TASK DETAILS:
The data below needs to be returned exactly, line for line.

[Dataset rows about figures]
----------
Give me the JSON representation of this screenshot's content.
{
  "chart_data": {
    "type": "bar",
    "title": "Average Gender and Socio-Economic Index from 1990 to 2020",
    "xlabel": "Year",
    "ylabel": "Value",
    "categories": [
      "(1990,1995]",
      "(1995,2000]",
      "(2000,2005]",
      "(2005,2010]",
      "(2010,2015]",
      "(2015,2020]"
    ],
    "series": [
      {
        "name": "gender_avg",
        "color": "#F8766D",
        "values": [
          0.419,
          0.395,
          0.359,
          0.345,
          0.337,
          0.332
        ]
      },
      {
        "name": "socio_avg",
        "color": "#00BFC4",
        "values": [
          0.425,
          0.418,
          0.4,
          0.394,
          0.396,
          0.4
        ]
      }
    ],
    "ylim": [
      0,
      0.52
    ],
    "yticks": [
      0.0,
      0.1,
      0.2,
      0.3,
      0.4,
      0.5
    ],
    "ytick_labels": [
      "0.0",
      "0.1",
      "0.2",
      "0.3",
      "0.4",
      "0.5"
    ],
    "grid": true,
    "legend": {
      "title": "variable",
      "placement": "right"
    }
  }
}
----------
FULL ANSWER:
Give me the JSON representation of this screenshot's content.
{
  "chart_data": {
    "type": "bar",
    "title": "Average Gender and Socio-Economic Index from 1990 to 2020",
    "xlabel": "Year",
    "ylabel": "Value",
    "categories": [
      "(1990,1995]",
      "(1995,2000]",
      "(2000,2005]",
      "(2005,2010]",
      "(2010,2015]",
      "(2015,2020]"
    ],
    "series": [
      {
        "name": "gender_avg",
        "color": "#F8766D",
        "values": [
          0.419,
          0.395,
          0.359,
          0.345,
          0.337,
          0.332
        ]
      },
      {
        "name": "socio_avg",
        "color": "#00BFC4",
        "values": [
          0.425,
          0.418,
          0.4,
          0.394,
          0.396,
          0.4
        ]
      }
    ],
    "ylim": [
      0,
      0.52
    ],
    "yticks": [
      0.0,
      0.1,
      0.2,
      0.3,
      0.4,
      0.5
    ],
    "ytick_labels": [
      "0.0",
      "0.1",
      "0.2",
      "0.3",
      "0.4",
      "0.5"
    ],
    "grid": true,
    "legend": {
      "title": "variable",
      "placement": "right"
    }
  }
}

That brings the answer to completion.